### What the exercise asks
Reproduce every entry exactly, without alteration.

### Provided records
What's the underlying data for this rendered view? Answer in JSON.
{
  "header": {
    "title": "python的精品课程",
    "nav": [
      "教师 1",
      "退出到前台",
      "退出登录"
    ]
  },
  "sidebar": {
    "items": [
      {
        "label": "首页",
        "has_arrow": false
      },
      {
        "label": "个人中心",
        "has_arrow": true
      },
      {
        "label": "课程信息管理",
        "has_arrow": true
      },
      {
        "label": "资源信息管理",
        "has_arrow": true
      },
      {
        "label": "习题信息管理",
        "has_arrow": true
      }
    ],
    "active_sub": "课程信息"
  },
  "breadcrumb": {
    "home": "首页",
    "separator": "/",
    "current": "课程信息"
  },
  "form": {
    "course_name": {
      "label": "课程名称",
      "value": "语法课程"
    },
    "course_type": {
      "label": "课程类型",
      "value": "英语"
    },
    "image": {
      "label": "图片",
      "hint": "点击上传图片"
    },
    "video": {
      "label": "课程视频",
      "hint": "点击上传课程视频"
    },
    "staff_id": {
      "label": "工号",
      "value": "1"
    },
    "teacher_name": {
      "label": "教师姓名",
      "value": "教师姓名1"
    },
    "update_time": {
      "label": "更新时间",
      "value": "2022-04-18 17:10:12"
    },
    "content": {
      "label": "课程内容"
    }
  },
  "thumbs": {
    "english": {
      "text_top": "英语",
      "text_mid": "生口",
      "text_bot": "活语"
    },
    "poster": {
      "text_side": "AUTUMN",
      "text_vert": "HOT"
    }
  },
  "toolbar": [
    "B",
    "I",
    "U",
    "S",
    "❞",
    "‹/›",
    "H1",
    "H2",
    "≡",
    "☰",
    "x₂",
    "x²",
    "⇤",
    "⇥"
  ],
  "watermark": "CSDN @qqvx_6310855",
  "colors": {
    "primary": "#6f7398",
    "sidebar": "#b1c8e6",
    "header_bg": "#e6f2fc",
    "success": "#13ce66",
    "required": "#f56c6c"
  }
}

### Exercise response
What's the underlying data for this rendered view? Answer in JSON.
{
  "header": {
    "title": "python的精品课程",
    "nav": [
      "教师 1",
      "退出到前台",
      "退出登录"
    ]
  },
  "sidebar": {
    "items": [
      {
        "label": "首页",
        "has_arrow": false
      },
      {
        "label": "个人中心",
        "has_arrow": true
      },
      {
        "label": "课程信息管理",
        "has_arrow": true
      },
      {
        "label": "资源信息管理",
        "has_arrow": true
      },
      {
        "label": "习题信息管理",
        "has_arrow": true
      }
    ],
    "active_sub": "课程信息"
  },
  "breadcrumb": {
    "home": "首页",
    "separator": "/",
    "current": "课程信息"
  },
  "form": {
    "course_name": {
      "label": "课程名称",
      "value": "语法课程"
    },
    "course_type": {
      "label": "课程类型",
      "value": "英语"
    },
    "image": {
      "label": "图片",
      "hint": "点击上传图片"
    },
    "video": {
      "label": "课程视频",
      "hint": "点击上传课程视频"
    },
    "staff_id": {
      "label": "工号",
      "value": "1"
    },
    "teacher_name": {
      "label": "教师姓名",
      "value": "教师姓名1"
    },
    "update_time": {
      "label": "更新时间",
      "value": "2022-04-18 17:10:12"
    },
    "content": {
      "label": "课程内容"
    }
  },
  "thumbs": {
    "english": {
      "text_top": "英语",
      "text_mid": "生口",
      "text_bot": "活语"
    },
    "poster": {
      "text_side": "AUTUMN",
      "text_vert": "HOT"
    }
  },
  "toolbar": [
    "B",
    "I",
    "U",
    "S",
    "❞",
    "‹/›",
    "H1",
    "H2",
    "≡",
    "☰",
    "x₂",
    "x²",
    "⇤",
    "⇥"
  ],
  "watermark": "CSDN @qqvx_6310855",
  "colors": {
    "primary": "#6f7398",
    "sidebar": "#b1c8e6",
    "header_bg": "#e6f2fc",
    "success": "#13ce66",
    "required": "#f56c6c"
  }
}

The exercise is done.